(Data records)
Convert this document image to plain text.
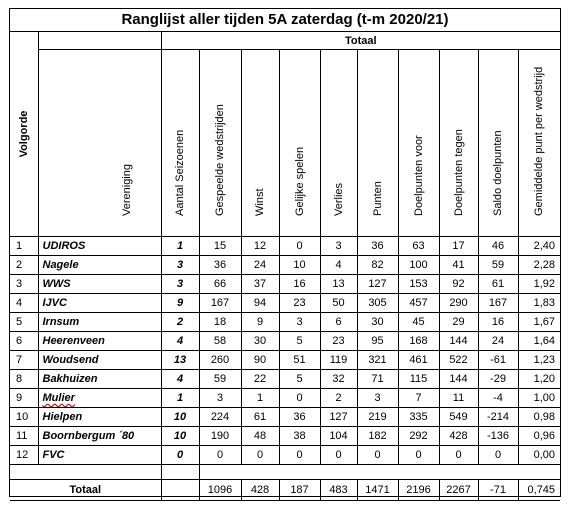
Ranglijst aller tijden 5A zaterdag (t-m 2020/21)
Volgorde		Totaal									

	Vereniging	Aantal Seizoenen	Gespeelde wedstrijden	Winst	Gelijke spelen	Verlies	Punten	Doelpunten voor	Doelpunten tegen	Saldo doelpunten	Gemiddelde punt per wedstrijd

1	UDIROS	1	15	12	0	3	36	63	17	46	2,40
2	Nagele	3	36	24	10	4	82	100	41	59	2,28
3	WWS	3	66	37	16	13	127	153	92	61	1,92
4	IJVC	9	167	94	23	50	305	457	290	167	1,83
5	Irnsum	2	18	9	3	6	30	45	29	16	1,67
6	Heerenveen	4	58	30	5	23	95	168	144	24	1,64
7	Woudsend	13	260	90	51	119	321	461	522	-61	1,23
8	Bakhuizen	4	59	22	5	32	71	115	144	-29	1,20
9	Mulier	1	3	1	0	2	3	7	11	-4	1,00
10	Hielpen	10	224	61	36	127	219	335	549	-214	0,98
11	Boornbergum ´80	10	190	48	38	104	182	292	428	-136	0,96
12	FVC	0	0	0	0	0	0	0	0	0	0,00

Totaal			1096	428	187	483	1471	2196	2267	-71	0,745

[What to produce]: Which lines contain "Totaal"? Copy each of them out.

[Exercise answer]:
Volgorde		Totaal									
Totaal			1096	428	187	483	1471	2196	2267	-71	0,745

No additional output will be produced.